▶ [Set task]
Please copy word for word the part of the passage about the 38 Studios debt that begins at the words "The state’s credit" and stops after "buy the bonds.".

In making a plea for payment, the chief of staff for then-Treasurer Paul Tavares, George Carvalho, described the debt in terms strikingly similar to those used by state officials today to describe the 38 Studios debt. “It’s a moral obligation—if they didn’t make good on it, it could have ramifications on the state’s bond rating,” Carvalho told the Providence Journal in a November 29, 2006 report.
Carcieri refused to pay.
The state’s credit rating was not downgraded. And Wall Street appears to have barely flinched: during his entire time in office, Caprio said no credit rating analyst ever asked him about the issue. Wall Street was certainly aware of what had happened: Caprio noted that Moody’s Investors Service noted the failure to pay in a report on the 38 Studios bonds in May 2012. The nonpayment was also disclosed in the Private Placement Memo the EDC used in 2010 to inform potential investments of the opportunity to buy the bonds.

▶ [Given entries]
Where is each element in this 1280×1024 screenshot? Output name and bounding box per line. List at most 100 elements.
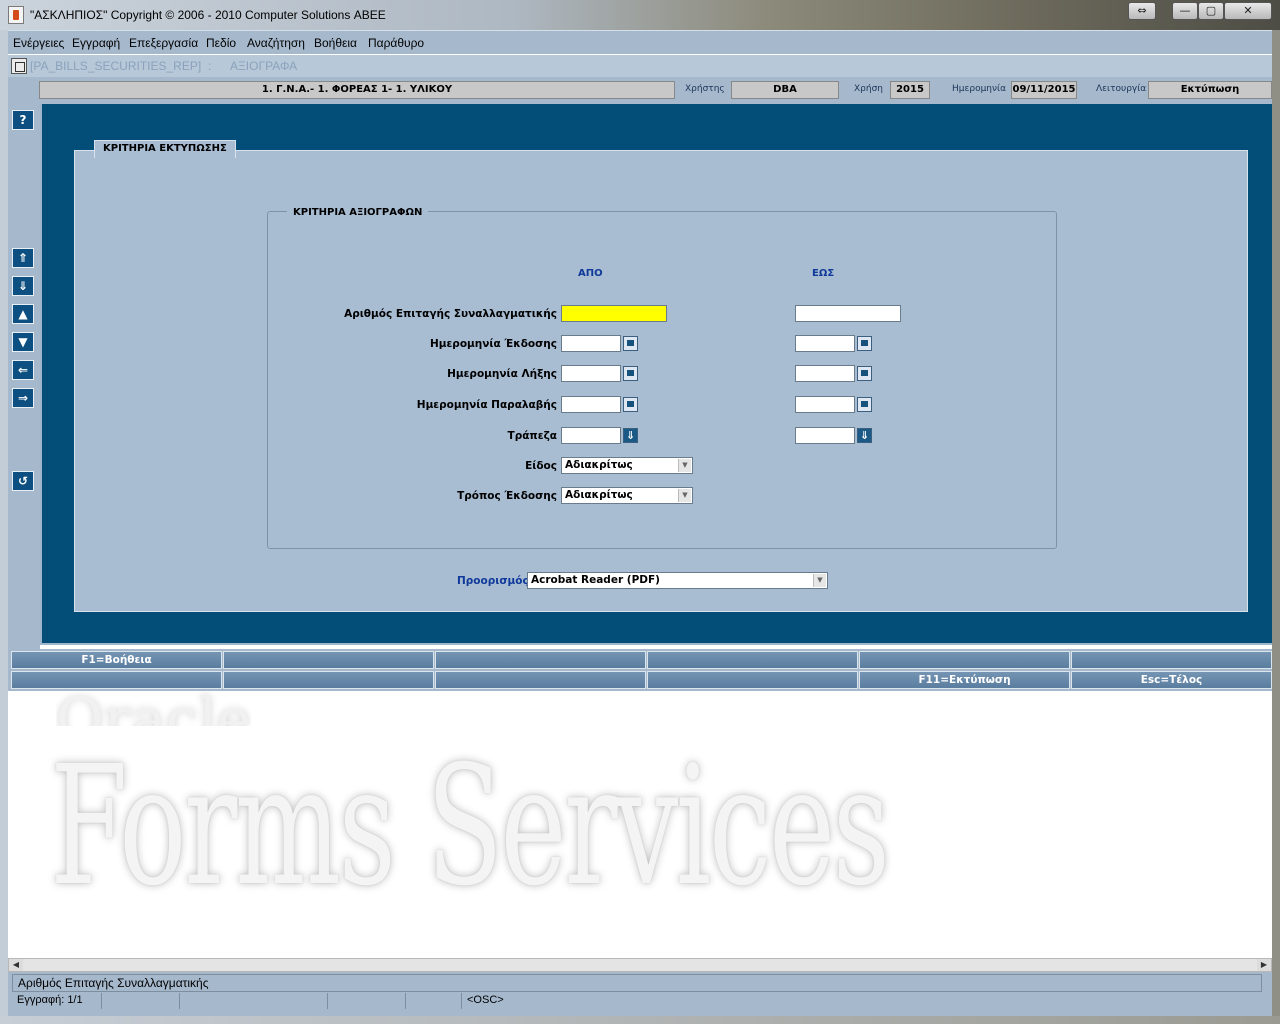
- status-cell: [102, 993, 180, 1009]
- date-label: Ημερομηνία: [952, 84, 1007, 94]
- menu-record[interactable]: Εγγραφή: [72, 36, 120, 50]
- status-cell: [328, 993, 406, 1009]
- type-select[interactable]: Αδιακρίτως ▼: [561, 457, 693, 474]
- type-label: Είδος: [525, 460, 557, 472]
- function-field: Εκτύπωση: [1148, 81, 1272, 99]
- cheque-number-from-field[interactable]: [561, 305, 667, 322]
- help-icon[interactable]: ?: [12, 110, 34, 130]
- destination-select-value: Acrobat Reader (PDF): [531, 574, 660, 586]
- horizontal-scrollbar[interactable]: ◀ ▶: [8, 958, 1272, 972]
- scroll-right-icon[interactable]: ▶: [1257, 959, 1271, 971]
- function-key-slot[interactable]: [223, 671, 434, 689]
- esc-exit-key[interactable]: Esc=Τέλος: [1071, 671, 1272, 689]
- function-key-slot[interactable]: [11, 671, 222, 689]
- tab-print-criteria[interactable]: ΚΡΙΤΗΡΙΑ ΕΚΤΥΠΩΣΗΣ: [94, 140, 236, 158]
- cheque-number-to-field[interactable]: [795, 305, 901, 322]
- list-of-values-icon[interactable]: ⇓: [857, 428, 872, 443]
- function-key-slot[interactable]: [1071, 651, 1272, 669]
- function-key-slot[interactable]: [859, 651, 1070, 669]
- function-label: Λειτουργία: [1096, 84, 1147, 94]
- function-key-slot[interactable]: [435, 651, 646, 669]
- status-message: Αριθμός Επιταγής Συναλλαγματικής: [12, 974, 1262, 992]
- expiry-date-from-field[interactable]: [561, 365, 621, 382]
- issue-date-from-field[interactable]: [561, 335, 621, 352]
- user-field: DBA: [731, 81, 839, 99]
- last-record-icon[interactable]: ⇓: [12, 276, 34, 296]
- scroll-left-icon[interactable]: ◀: [9, 959, 23, 971]
- window-border: [0, 1016, 1280, 1024]
- chevron-down-icon[interactable]: ▼: [813, 574, 826, 587]
- type-select-value: Αδιακρίτως: [565, 459, 633, 471]
- watermark-oracle: Oracle: [56, 690, 252, 726]
- from-column-header: ΑΠΟ: [578, 268, 603, 279]
- chevron-down-icon[interactable]: ▼: [678, 489, 691, 502]
- f11-print-key[interactable]: F11=Εκτύπωση: [859, 671, 1070, 689]
- first-record-icon[interactable]: ⇑: [12, 248, 34, 268]
- menu-field[interactable]: Πεδίο: [206, 36, 236, 50]
- status-cell: [180, 993, 328, 1009]
- menu-actions[interactable]: Ενέργειες: [13, 36, 64, 50]
- menu-help[interactable]: Βοήθεια: [314, 36, 357, 50]
- receipt-date-label: Ημερομηνία Παραλαβής: [416, 399, 557, 411]
- previous-block-icon[interactable]: ⇐: [12, 360, 34, 380]
- record-indicator: Εγγραφή: 1/1: [12, 993, 102, 1009]
- status-bar: Αριθμός Επιταγής Συναλλαγματικής Εγγραφή…: [8, 972, 1272, 1016]
- date-field: 09/11/2015: [1011, 81, 1077, 99]
- minimize-button[interactable]: —: [1172, 2, 1198, 20]
- form-name: [PA_BILLS_SECURITIES_REP]: [30, 59, 202, 73]
- java-app-icon: [8, 6, 24, 24]
- maximize-button[interactable]: ▢: [1198, 2, 1224, 20]
- form-path-bar: [PA_BILLS_SECURITIES_REP] : ΑΞΙΟΓΡΑΦΑ: [8, 55, 1272, 77]
- issue-date-to-field[interactable]: [795, 335, 855, 352]
- previous-record-icon[interactable]: ▲: [12, 304, 34, 324]
- form-path-separator: :: [208, 59, 212, 73]
- info-bar: 1. Γ.Ν.Α.- 1. ΦΟΡΕΑΣ 1- 1. ΥΛΙΚΟΥ Χρήστη…: [8, 77, 1272, 104]
- destination-select[interactable]: Acrobat Reader (PDF) ▼: [527, 572, 828, 589]
- menu-edit[interactable]: Επεξεργασία: [129, 36, 198, 50]
- swap-icon[interactable]: ⇔: [1128, 2, 1156, 20]
- group-title: ΚΡΙΤΗΡΙΑ ΑΞΙΟΓΡΑΦΩΝ: [287, 207, 429, 218]
- next-block-icon[interactable]: ⇒: [12, 388, 34, 408]
- issue-mode-label: Τρόπος Έκδοσης: [457, 490, 557, 502]
- function-key-slot[interactable]: [647, 671, 858, 689]
- window-border: [1272, 30, 1280, 1016]
- issue-date-label: Ημερομηνία Έκδοσης: [429, 338, 557, 350]
- undo-icon[interactable]: ↺: [12, 471, 34, 491]
- oracle-forms-window: "ΑΣΚΛΗΠΙΟΣ" Copyright © 2006 - 2010 Comp…: [0, 0, 1280, 1024]
- list-of-values-icon[interactable]: ⇓: [623, 428, 638, 443]
- calendar-icon[interactable]: [857, 366, 872, 381]
- f1-help-key[interactable]: F1=Βοήθεια: [11, 651, 222, 669]
- expiry-date-label: Ημερομηνία Λήξης: [447, 368, 557, 380]
- window-border: [0, 30, 8, 1016]
- calendar-icon[interactable]: [857, 397, 872, 412]
- function-key-bar: F1=Βοήθεια F11=Εκτύπωση Esc=Τέλος: [8, 649, 1272, 691]
- organization-field: 1. Γ.Ν.Α.- 1. ΦΟΡΕΑΣ 1- 1. ΥΛΙΚΟΥ: [39, 81, 675, 99]
- calendar-icon[interactable]: [623, 366, 638, 381]
- chevron-down-icon[interactable]: ▼: [678, 459, 691, 472]
- title-bar: "ΑΣΚΛΗΠΙΟΣ" Copyright © 2006 - 2010 Comp…: [0, 0, 1280, 30]
- watermark-forms-services: Forms Services: [50, 730, 890, 922]
- close-button[interactable]: ✕: [1224, 2, 1272, 20]
- function-key-slot[interactable]: [223, 651, 434, 669]
- bank-to-field[interactable]: [795, 427, 855, 444]
- destination-label: Προορισμός: [457, 575, 529, 587]
- calendar-icon[interactable]: [857, 336, 872, 351]
- function-key-slot[interactable]: [647, 651, 858, 669]
- to-column-header: ΕΩΣ: [812, 268, 835, 279]
- menu-window[interactable]: Παράθυρο: [368, 36, 424, 50]
- issue-mode-select[interactable]: Αδιακρίτως ▼: [561, 487, 693, 504]
- calendar-icon[interactable]: [623, 336, 638, 351]
- year-field: 2015: [890, 81, 930, 99]
- receipt-date-to-field[interactable]: [795, 396, 855, 413]
- receipt-date-from-field[interactable]: [561, 396, 621, 413]
- next-record-icon[interactable]: ▼: [12, 332, 34, 352]
- menu-search[interactable]: Αναζήτηση: [247, 36, 305, 50]
- mode-indicator: <OSC>: [467, 994, 504, 1006]
- expiry-date-to-field[interactable]: [795, 365, 855, 382]
- bank-from-field[interactable]: [561, 427, 621, 444]
- function-key-slot[interactable]: [435, 671, 646, 689]
- form-icon: [11, 58, 27, 74]
- calendar-icon[interactable]: [623, 397, 638, 412]
- main-panel: ΚΡΙΤΗΡΙΑ ΑΞΙΟΓΡΑΦΩΝ ΑΠΟ ΕΩΣ Αριθμός Επιτ…: [40, 104, 1272, 645]
- issue-mode-select-value: Αδιακρίτως: [565, 489, 633, 501]
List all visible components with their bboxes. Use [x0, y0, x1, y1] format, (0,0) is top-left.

▶ [Output of the exercise]
The state’s credit rating was not downgraded. And Wall Street appears to have barely flinched: during his entire time in office, Caprio said no credit rating analyst ever asked him about the issue. Wall Street was certainly aware of what had happened: Caprio noted that Moody’s Investors Service noted the failure to pay in a report on the 38 Studios bonds in May 2012. The nonpayment was also disclosed in the Private Placement Memo the EDC used in 2010 to inform potential investments of the opportunity to buy the bonds.